◆ **Exercise description**:
Pull each line holding "Give" out of the entries below.

◆ **The records**:
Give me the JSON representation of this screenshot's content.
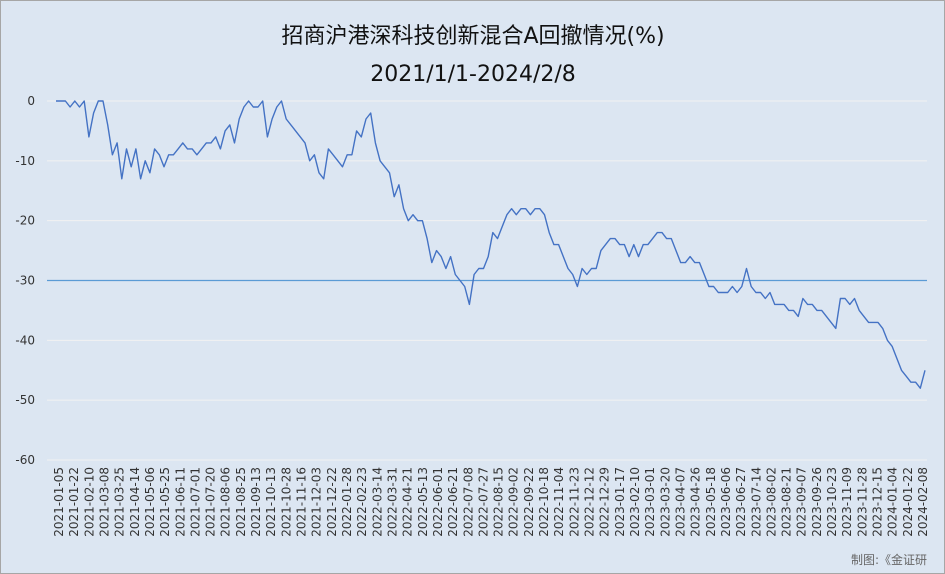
{
  "chart_data": {
    "type": "line",
    "title": "招商沪港深科技创新混合A回撤情况(%)",
    "subtitle": "2021/1/1-2024/2/8",
    "ylim": [
      -60,
      0
    ],
    "yticks": [
      0,
      -10,
      -20,
      -30,
      -40,
      -50,
      -60
    ],
    "grid": true,
    "legend": "none",
    "colors": {
      "series": "#4472c4",
      "reference_line": "#5b9bd5",
      "grid": "#f2f2f2"
    },
    "reference_line": {
      "y": -30
    },
    "x_tick_labels": [
      "2021-01-05",
      "2021-01-22",
      "2021-02-10",
      "2021-03-08",
      "2021-03-25",
      "2021-04-14",
      "2021-05-06",
      "2021-05-25",
      "2021-06-11",
      "2021-07-01",
      "2021-07-20",
      "2021-08-06",
      "2021-08-25",
      "2021-09-13",
      "2021-10-13",
      "2021-10-28",
      "2021-11-16",
      "2021-12-03",
      "2021-12-22",
      "2022-01-28",
      "2022-02-23",
      "2022-03-14",
      "2022-03-31",
      "2022-04-21",
      "2022-05-13",
      "2022-06-01",
      "2022-06-21",
      "2022-07-08",
      "2022-07-27",
      "2022-08-15",
      "2022-09-02",
      "2022-09-22",
      "2022-10-18",
      "2022-11-04",
      "2022-11-23",
      "2022-12-12",
      "2022-12-29",
      "2023-01-17",
      "2023-02-10",
      "2023-03-01",
      "2023-03-20",
      "2023-04-07",
      "2023-04-26",
      "2023-05-18",
      "2023-06-06",
      "2023-06-27",
      "2023-07-14",
      "2023-08-02",
      "2023-08-21",
      "2023-09-07",
      "2023-09-26",
      "2023-10-23",
      "2023-11-09",
      "2023-11-28",
      "2023-12-15",
      "2024-01-04",
      "2024-01-22",
      "2024-02-08"
    ],
    "series": [
      {
        "values": [
          0,
          0,
          0,
          -1,
          0,
          -1,
          0,
          -6,
          -2,
          0,
          0,
          -4,
          -9,
          -7,
          -13,
          -8,
          -11,
          -8,
          -13,
          -10,
          -12,
          -8,
          -9,
          -11,
          -9,
          -9,
          -8,
          -7,
          -8,
          -8,
          -9,
          -8,
          -7,
          -7,
          -6,
          -8,
          -5,
          -4,
          -7,
          -3,
          -1,
          0,
          -1,
          -1,
          0,
          -6,
          -3,
          -1,
          0,
          -3,
          -4,
          -5,
          -6,
          -7,
          -10,
          -9,
          -12,
          -13,
          -8,
          -9,
          -10,
          -11,
          -9,
          -9,
          -5,
          -6,
          -3,
          -2,
          -7,
          -10,
          -11,
          -12,
          -16,
          -14,
          -18,
          -20,
          -19,
          -20,
          -20,
          -23,
          -27,
          -25,
          -26,
          -28,
          -26,
          -29,
          -30,
          -31,
          -34,
          -29,
          -28,
          -28,
          -26,
          -22,
          -23,
          -21,
          -19,
          -18,
          -19,
          -18,
          -18,
          -19,
          -18,
          -18,
          -19,
          -22,
          -24,
          -24,
          -26,
          -28,
          -29,
          -31,
          -28,
          -29,
          -28,
          -28,
          -25,
          -24,
          -23,
          -23,
          -24,
          -24,
          -26,
          -24,
          -26,
          -24,
          -24,
          -23,
          -22,
          -22,
          -23,
          -23,
          -25,
          -27,
          -27,
          -26,
          -27,
          -27,
          -29,
          -31,
          -31,
          -32,
          -32,
          -32,
          -31,
          -32,
          -31,
          -28,
          -31,
          -32,
          -32,
          -33,
          -32,
          -34,
          -34,
          -34,
          -35,
          -35,
          -36,
          -33,
          -34,
          -34,
          -35,
          -35,
          -36,
          -37,
          -38,
          -33,
          -33,
          -34,
          -33,
          -35,
          -36,
          -37,
          -37,
          -37,
          -38,
          -40,
          -41,
          -43,
          -45,
          -46,
          -47,
          -47,
          -48,
          -45
        ]
      }
    ]
  },
  "credit": "制图:《金证研"
}
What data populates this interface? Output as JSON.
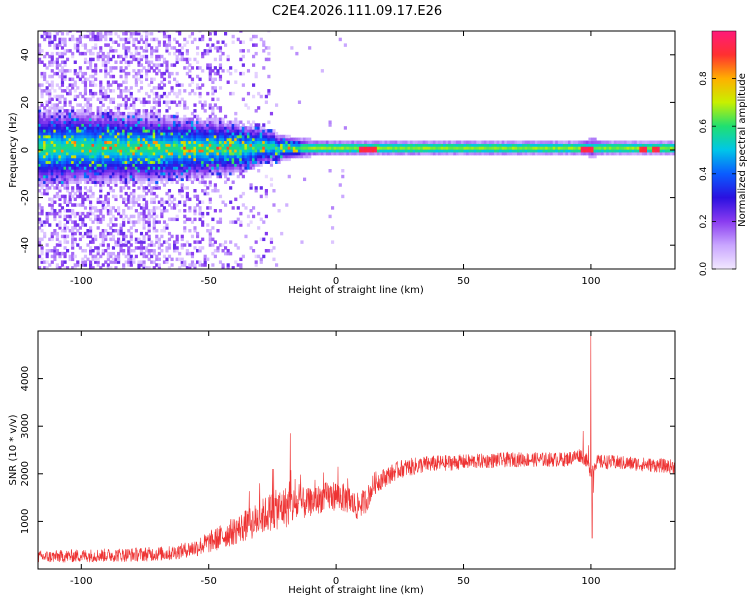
{
  "title": "C2E4.2026.111.09.17.E26",
  "colors": {
    "snr_line": "#ee3333",
    "axis": "#000000",
    "colormap": [
      "#f2e8ff",
      "#c9a6ff",
      "#8a3cf0",
      "#2a10e0",
      "#0a5cff",
      "#00c6e8",
      "#20e070",
      "#c8f000",
      "#ffb000",
      "#ff3030",
      "#ff1a7a"
    ]
  },
  "chart_data": [
    {
      "type": "heatmap",
      "name": "spectrogram",
      "xlabel": "Height of straight line (km)",
      "ylabel": "Frequency (Hz)",
      "xlim": [
        -117,
        133
      ],
      "ylim": [
        -50,
        50
      ],
      "xticks": [
        -100,
        -50,
        0,
        50,
        100
      ],
      "yticks": [
        -40,
        -20,
        0,
        20,
        40
      ],
      "xtick_labels": [
        "-100",
        "-50",
        "0",
        "50",
        "100"
      ],
      "ytick_labels": [
        "-40",
        "-20",
        "0",
        "20",
        "40"
      ],
      "band": {
        "center_hz": 1,
        "halfwidth_hz": [
          [
            -117,
            16
          ],
          [
            -70,
            14
          ],
          [
            -50,
            12
          ],
          [
            -40,
            11
          ],
          [
            -30,
            8
          ],
          [
            -20,
            5
          ],
          [
            -10,
            3.5
          ],
          [
            0,
            3
          ],
          [
            50,
            2.8
          ],
          [
            95,
            2.8
          ],
          [
            100,
            4
          ],
          [
            105,
            2.6
          ],
          [
            133,
            2.4
          ]
        ]
      },
      "scatter_noise_until_km": -25,
      "hotspots_km": [
        10,
        12,
        14,
        97,
        99,
        120,
        125
      ],
      "colorbar": {
        "label": "Normalized spectral amplitude",
        "range": [
          0,
          1
        ],
        "ticks": [
          0.0,
          0.2,
          0.4,
          0.6,
          0.8
        ],
        "tick_labels": [
          "0.0",
          "0.2",
          "0.4",
          "0.6",
          "0.8"
        ]
      }
    },
    {
      "type": "line",
      "name": "snr",
      "xlabel": "Height of straight line (km)",
      "ylabel": "SNR (10 * v/v)",
      "xlim": [
        -117,
        133
      ],
      "ylim": [
        0,
        5000
      ],
      "xticks": [
        -100,
        -50,
        0,
        50,
        100
      ],
      "yticks": [
        1000,
        2000,
        3000,
        4000
      ],
      "xtick_labels": [
        "-100",
        "-50",
        "0",
        "50",
        "100"
      ],
      "ytick_labels": [
        "1000",
        "2000",
        "3000",
        "4000"
      ],
      "series": [
        {
          "name": "SNR",
          "trend": [
            [
              -117,
              250
            ],
            [
              -100,
              280
            ],
            [
              -80,
              300
            ],
            [
              -65,
              330
            ],
            [
              -55,
              450
            ],
            [
              -48,
              600
            ],
            [
              -40,
              800
            ],
            [
              -32,
              1000
            ],
            [
              -26,
              1200
            ],
            [
              -20,
              1300
            ],
            [
              -15,
              1350
            ],
            [
              -10,
              1400
            ],
            [
              -5,
              1500
            ],
            [
              0,
              1550
            ],
            [
              5,
              1450
            ],
            [
              8,
              1300
            ],
            [
              12,
              1450
            ],
            [
              15,
              1800
            ],
            [
              20,
              1950
            ],
            [
              25,
              2100
            ],
            [
              35,
              2200
            ],
            [
              50,
              2250
            ],
            [
              70,
              2300
            ],
            [
              90,
              2300
            ],
            [
              96,
              2400
            ],
            [
              98,
              2300
            ],
            [
              100,
              2050
            ],
            [
              102,
              2250
            ],
            [
              106,
              2250
            ],
            [
              120,
              2200
            ],
            [
              133,
              2150
            ]
          ],
          "noise": [
            [
              -117,
              130
            ],
            [
              -60,
              160
            ],
            [
              -40,
              300
            ],
            [
              -20,
              450
            ],
            [
              -10,
              300
            ],
            [
              0,
              320
            ],
            [
              10,
              280
            ],
            [
              20,
              200
            ],
            [
              50,
              160
            ],
            [
              133,
              150
            ]
          ],
          "spikes": [
            [
              -18,
              2850
            ],
            [
              -15,
              1200
            ],
            [
              -25,
              2100
            ],
            [
              -30,
              1800
            ],
            [
              97,
              2900
            ],
            [
              99,
              2600
            ],
            [
              100,
              4900
            ],
            [
              100.5,
              650
            ],
            [
              101,
              1600
            ]
          ]
        }
      ]
    }
  ]
}
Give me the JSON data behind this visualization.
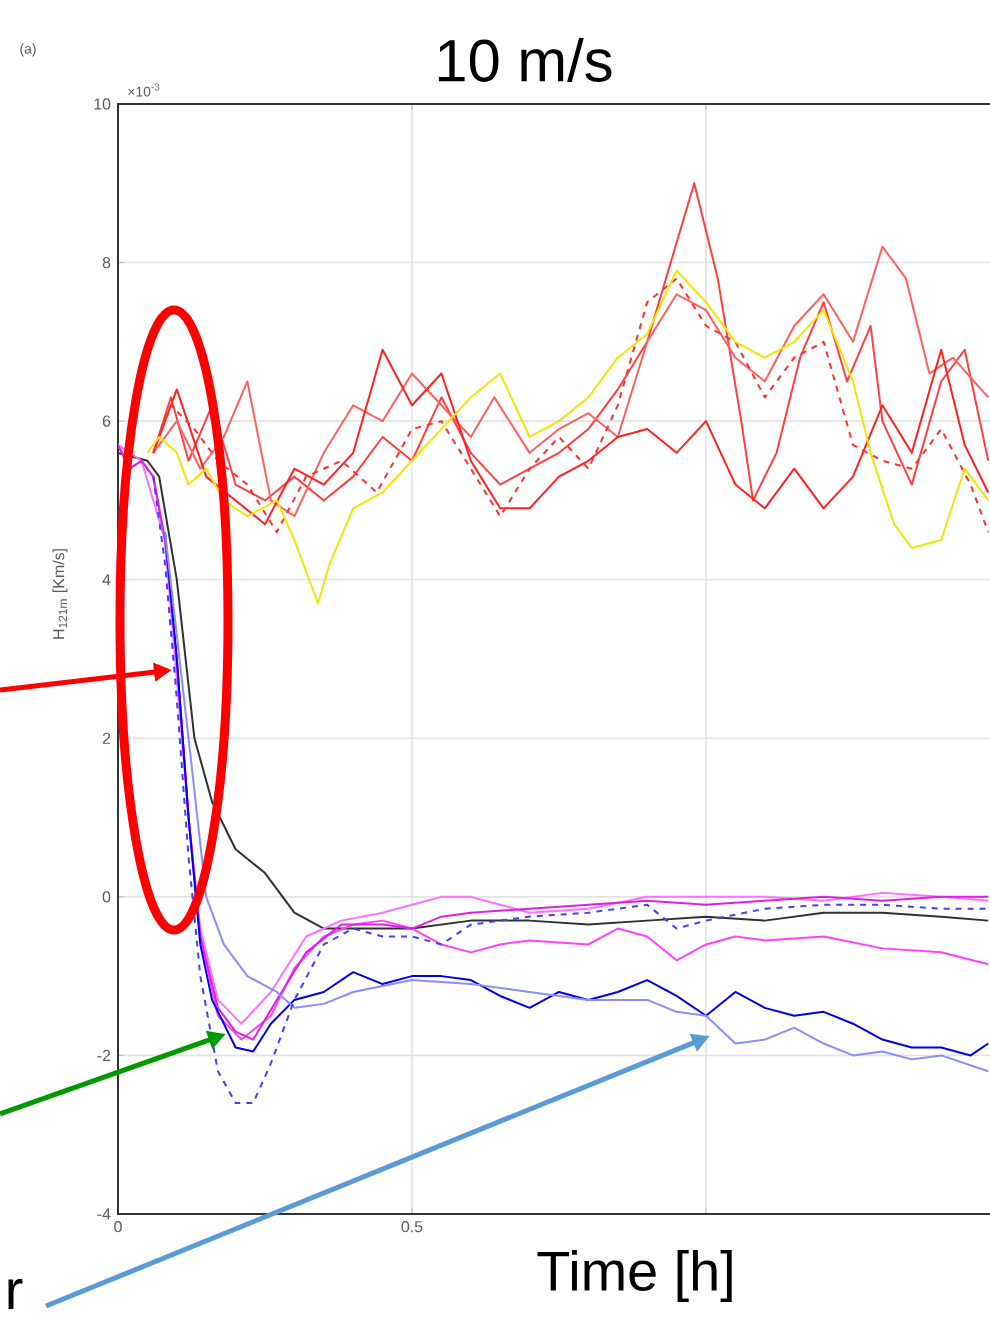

◆ **Answer to this task**:
Give me the JSON representation of this screenshot's content.
Give me the JSON data behind this visualization.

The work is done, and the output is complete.